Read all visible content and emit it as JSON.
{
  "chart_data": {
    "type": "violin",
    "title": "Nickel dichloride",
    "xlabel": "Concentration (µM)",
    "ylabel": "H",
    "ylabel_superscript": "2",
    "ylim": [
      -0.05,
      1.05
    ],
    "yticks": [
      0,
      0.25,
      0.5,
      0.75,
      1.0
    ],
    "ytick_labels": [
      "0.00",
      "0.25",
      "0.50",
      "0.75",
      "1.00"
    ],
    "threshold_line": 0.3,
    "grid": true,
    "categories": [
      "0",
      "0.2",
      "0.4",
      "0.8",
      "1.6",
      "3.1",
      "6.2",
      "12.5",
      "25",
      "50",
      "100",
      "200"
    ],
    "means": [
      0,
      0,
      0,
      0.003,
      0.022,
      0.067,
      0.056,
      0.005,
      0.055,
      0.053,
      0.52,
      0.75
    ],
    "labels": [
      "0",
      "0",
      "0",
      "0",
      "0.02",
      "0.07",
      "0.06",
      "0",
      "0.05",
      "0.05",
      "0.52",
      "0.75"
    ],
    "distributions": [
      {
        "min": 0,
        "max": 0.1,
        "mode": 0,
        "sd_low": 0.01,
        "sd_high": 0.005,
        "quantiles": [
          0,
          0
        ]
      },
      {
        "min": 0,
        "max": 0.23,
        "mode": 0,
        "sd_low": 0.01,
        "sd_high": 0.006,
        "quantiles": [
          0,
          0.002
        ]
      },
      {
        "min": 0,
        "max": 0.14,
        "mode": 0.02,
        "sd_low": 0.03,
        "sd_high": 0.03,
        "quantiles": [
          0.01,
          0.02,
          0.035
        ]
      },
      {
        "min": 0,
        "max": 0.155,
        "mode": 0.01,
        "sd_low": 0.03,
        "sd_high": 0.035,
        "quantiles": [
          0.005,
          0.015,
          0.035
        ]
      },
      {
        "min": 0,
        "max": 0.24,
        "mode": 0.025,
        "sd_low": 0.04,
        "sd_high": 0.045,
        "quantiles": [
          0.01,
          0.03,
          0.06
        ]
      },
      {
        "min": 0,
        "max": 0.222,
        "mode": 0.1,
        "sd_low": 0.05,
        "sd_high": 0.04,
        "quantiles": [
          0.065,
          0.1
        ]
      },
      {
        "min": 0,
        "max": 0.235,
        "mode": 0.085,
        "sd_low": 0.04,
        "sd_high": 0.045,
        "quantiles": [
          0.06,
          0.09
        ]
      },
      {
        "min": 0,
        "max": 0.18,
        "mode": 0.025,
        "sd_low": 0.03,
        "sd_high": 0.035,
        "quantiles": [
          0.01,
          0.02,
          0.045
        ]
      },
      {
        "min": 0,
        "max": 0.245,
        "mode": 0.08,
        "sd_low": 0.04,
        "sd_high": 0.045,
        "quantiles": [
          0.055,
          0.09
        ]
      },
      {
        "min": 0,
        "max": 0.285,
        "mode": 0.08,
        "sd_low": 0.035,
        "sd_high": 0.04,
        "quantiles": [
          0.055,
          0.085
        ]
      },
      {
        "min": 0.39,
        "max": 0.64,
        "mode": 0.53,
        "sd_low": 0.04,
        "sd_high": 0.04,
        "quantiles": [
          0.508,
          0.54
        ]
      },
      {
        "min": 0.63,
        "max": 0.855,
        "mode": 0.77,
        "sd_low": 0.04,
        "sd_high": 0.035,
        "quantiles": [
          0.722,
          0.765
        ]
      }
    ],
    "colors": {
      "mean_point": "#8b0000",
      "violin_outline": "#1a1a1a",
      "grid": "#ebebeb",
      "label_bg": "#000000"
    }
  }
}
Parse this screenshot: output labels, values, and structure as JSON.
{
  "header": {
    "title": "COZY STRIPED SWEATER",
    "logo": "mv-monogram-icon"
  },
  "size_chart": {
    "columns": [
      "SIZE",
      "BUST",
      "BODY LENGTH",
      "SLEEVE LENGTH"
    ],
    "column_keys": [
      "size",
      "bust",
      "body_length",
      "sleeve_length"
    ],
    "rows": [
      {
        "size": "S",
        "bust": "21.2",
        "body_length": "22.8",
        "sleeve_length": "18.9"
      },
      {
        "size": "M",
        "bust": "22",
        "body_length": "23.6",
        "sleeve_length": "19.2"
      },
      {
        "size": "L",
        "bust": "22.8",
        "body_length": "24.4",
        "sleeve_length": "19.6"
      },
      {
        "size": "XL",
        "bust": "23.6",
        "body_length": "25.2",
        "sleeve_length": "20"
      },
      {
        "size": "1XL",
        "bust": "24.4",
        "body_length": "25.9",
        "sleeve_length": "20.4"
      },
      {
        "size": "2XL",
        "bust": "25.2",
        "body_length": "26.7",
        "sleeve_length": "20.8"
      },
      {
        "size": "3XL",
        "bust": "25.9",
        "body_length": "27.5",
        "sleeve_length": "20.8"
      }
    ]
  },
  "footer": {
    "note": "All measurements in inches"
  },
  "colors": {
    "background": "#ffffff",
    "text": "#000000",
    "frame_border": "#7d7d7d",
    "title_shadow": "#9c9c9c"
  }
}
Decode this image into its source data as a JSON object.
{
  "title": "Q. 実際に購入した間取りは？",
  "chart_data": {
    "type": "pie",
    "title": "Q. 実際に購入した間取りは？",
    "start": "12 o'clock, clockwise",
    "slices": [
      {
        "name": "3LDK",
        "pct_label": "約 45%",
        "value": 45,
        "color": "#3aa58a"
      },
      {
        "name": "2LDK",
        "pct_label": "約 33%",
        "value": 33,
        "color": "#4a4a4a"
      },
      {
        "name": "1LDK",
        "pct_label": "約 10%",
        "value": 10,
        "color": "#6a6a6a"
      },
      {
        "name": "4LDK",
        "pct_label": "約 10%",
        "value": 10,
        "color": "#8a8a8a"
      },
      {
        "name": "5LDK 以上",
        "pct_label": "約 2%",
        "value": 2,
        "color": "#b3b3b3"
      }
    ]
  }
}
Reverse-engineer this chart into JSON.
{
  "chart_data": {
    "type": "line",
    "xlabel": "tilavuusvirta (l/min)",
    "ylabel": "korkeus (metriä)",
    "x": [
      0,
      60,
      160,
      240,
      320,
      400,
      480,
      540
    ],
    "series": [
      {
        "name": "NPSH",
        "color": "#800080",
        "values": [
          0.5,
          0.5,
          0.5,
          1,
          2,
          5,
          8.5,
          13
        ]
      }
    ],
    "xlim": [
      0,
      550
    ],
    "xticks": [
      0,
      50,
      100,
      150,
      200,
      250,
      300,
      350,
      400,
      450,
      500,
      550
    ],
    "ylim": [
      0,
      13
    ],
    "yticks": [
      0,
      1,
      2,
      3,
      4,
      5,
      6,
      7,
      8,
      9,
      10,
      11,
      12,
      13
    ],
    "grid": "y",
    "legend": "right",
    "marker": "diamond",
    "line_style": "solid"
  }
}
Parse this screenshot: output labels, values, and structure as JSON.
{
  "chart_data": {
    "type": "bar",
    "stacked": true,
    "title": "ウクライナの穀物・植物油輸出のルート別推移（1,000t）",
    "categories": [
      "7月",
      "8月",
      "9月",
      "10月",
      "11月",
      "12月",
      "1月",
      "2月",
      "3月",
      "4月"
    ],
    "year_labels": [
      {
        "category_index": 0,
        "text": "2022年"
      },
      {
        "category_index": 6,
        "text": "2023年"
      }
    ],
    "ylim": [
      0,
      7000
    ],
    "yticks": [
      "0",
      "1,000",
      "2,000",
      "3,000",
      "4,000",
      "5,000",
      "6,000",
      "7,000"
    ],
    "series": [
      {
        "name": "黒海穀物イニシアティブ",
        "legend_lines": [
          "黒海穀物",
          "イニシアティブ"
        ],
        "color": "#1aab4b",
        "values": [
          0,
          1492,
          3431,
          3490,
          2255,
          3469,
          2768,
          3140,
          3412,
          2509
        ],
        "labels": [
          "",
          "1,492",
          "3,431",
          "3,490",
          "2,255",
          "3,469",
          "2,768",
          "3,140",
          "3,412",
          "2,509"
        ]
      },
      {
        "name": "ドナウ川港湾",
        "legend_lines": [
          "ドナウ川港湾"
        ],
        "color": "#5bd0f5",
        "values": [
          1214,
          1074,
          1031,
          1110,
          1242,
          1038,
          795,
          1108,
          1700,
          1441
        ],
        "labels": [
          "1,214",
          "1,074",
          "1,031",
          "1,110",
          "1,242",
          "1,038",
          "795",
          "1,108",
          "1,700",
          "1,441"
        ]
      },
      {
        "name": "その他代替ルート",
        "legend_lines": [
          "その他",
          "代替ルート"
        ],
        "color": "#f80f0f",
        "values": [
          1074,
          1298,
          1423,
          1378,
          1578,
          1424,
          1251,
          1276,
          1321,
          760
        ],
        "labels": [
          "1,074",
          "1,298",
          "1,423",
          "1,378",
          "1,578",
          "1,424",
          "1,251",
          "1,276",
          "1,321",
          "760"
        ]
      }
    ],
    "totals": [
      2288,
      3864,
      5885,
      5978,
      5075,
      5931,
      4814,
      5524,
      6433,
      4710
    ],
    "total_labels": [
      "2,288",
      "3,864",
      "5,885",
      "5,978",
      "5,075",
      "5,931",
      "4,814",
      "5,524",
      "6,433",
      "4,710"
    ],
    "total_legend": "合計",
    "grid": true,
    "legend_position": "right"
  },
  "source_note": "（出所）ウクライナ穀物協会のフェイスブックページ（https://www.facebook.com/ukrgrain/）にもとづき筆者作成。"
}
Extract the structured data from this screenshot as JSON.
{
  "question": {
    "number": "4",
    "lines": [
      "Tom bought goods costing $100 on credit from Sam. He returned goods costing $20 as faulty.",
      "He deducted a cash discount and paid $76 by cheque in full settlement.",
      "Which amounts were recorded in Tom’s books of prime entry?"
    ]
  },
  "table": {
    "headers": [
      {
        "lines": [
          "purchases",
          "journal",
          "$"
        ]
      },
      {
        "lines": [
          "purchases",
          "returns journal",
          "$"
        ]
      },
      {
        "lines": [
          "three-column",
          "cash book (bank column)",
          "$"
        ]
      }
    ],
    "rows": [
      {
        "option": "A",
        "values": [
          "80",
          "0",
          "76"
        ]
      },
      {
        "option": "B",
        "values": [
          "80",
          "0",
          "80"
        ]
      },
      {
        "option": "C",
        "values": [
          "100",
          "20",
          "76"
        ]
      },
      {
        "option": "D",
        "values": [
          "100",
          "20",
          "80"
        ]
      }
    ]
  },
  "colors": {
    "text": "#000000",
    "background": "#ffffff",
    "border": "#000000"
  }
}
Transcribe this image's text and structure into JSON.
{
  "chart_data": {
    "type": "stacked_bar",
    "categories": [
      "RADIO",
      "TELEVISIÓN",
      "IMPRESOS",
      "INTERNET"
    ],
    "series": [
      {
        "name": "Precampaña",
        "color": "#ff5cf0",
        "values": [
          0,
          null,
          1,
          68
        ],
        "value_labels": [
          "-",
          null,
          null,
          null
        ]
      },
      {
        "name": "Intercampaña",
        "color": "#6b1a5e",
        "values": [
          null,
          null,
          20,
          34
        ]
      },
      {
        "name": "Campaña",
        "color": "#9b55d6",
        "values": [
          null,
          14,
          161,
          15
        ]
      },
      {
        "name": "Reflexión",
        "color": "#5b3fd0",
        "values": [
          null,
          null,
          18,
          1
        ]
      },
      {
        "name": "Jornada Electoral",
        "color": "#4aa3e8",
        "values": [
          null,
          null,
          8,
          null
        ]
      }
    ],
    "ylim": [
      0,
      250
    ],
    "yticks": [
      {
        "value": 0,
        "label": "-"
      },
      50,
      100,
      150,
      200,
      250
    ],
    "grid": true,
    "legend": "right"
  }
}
=-=-=-=-=
• **Work to complete**
Find the word "text" in the material, then list each line that holds it.

• **Solution for this task**
    "text": "#000000",
        "text": "2022年"
        "text": "2023年"
    "text": "#000000",
Transcribe this image's text and structure into JSON.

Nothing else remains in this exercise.